**WHAT IS NEEDED**:
Your task is to output the data exactly as it stands.

**RECORDS TO PROCESS**:

______________________________

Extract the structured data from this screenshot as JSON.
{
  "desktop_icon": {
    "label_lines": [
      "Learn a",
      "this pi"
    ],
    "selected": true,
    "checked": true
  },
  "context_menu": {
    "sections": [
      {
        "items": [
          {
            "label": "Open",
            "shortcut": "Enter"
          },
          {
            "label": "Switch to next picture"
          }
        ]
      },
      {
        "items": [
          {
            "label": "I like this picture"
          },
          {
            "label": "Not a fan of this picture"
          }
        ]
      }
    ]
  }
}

______________________________

**FINISHED EXERCISE**:
Extract the structured data from this screenshot as JSON.
{
  "desktop_icon": {
    "label_lines": [
      "Learn a",
      "this pi"
    ],
    "selected": true,
    "checked": true
  },
  "context_menu": {
    "sections": [
      {
        "items": [
          {
            "label": "Open",
            "shortcut": "Enter"
          },
          {
            "label": "Switch to next picture"
          }
        ]
      },
      {
        "items": [
          {
            "label": "I like this picture"
          },
          {
            "label": "Not a fan of this picture"
          }
        ]
      }
    ]
  }
}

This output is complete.